* _Exercise details_
Search the material and gather each line with "JSON" in it.

=-=-=

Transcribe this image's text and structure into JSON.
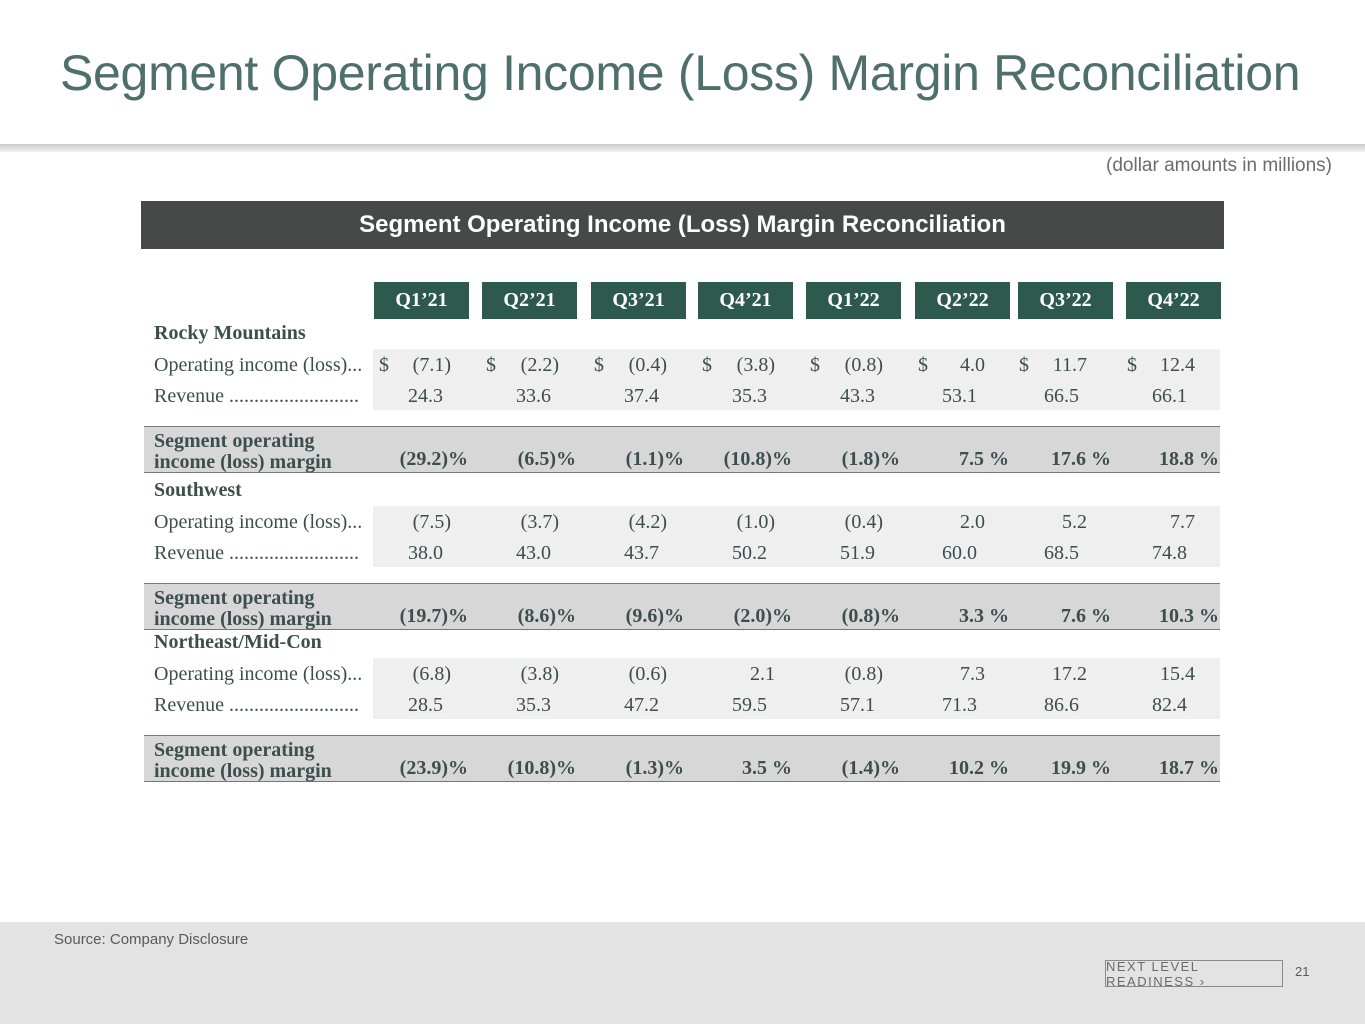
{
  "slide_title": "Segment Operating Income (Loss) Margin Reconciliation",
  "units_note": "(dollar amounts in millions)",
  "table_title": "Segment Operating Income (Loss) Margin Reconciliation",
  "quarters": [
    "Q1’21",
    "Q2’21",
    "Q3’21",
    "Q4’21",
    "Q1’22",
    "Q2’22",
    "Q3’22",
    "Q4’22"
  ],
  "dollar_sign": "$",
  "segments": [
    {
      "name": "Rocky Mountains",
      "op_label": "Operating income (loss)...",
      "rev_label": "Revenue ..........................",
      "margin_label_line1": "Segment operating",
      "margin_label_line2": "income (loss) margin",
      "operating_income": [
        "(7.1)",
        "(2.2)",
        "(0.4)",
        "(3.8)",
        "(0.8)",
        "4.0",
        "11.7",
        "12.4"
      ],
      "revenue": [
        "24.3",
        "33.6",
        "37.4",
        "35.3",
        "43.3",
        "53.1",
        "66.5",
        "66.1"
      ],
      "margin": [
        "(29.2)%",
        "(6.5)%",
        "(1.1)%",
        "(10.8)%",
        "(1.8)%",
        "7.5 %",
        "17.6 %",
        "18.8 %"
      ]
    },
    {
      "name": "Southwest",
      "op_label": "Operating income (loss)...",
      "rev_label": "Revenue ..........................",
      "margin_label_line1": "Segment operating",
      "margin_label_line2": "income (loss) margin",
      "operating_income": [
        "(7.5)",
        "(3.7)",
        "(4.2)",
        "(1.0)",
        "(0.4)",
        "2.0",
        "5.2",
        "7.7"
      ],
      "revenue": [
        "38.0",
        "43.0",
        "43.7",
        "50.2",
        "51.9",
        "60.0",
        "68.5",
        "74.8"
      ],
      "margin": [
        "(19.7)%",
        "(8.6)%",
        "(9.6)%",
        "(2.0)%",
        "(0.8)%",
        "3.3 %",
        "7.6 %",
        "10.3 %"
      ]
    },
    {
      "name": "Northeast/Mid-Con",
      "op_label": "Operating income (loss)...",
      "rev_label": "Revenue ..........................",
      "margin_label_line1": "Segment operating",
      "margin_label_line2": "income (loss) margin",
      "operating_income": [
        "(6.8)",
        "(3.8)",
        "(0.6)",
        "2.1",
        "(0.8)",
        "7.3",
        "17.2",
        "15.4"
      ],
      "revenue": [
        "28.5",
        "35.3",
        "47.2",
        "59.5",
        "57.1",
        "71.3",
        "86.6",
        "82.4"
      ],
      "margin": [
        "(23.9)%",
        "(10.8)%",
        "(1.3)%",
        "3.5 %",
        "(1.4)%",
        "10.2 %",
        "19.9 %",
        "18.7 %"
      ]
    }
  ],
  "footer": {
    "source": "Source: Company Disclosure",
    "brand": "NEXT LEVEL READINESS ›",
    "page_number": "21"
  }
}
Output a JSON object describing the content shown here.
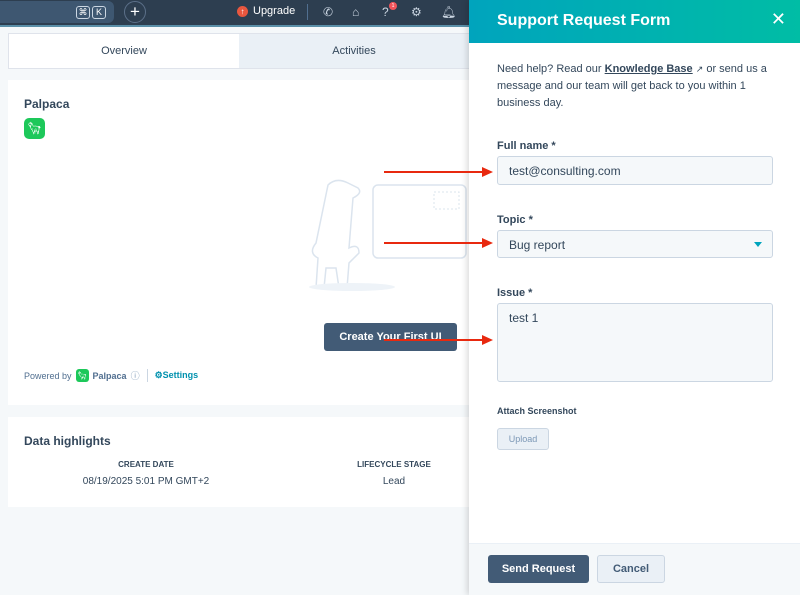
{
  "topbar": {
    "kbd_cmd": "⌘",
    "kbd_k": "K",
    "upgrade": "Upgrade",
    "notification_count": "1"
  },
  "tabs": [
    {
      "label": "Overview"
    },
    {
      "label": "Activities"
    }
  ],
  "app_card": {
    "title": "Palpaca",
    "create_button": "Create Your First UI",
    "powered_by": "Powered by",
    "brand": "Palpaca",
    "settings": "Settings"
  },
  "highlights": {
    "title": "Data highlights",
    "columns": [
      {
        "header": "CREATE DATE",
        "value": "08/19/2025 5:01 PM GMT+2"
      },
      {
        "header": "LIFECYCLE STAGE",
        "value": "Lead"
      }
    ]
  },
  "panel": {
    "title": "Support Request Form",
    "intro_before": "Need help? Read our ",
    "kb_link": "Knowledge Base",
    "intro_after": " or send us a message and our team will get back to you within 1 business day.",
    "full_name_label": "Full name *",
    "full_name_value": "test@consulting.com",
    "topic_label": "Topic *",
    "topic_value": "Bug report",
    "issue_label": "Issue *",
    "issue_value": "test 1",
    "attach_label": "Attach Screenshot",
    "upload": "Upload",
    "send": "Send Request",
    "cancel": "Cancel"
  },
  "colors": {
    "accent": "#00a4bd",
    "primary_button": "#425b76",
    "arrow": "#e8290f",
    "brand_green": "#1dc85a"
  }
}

=-=-=

* _Answer to the exercise_
Transcribe this image's text and structure into JSON.
Output a JSON object describing the content shown here.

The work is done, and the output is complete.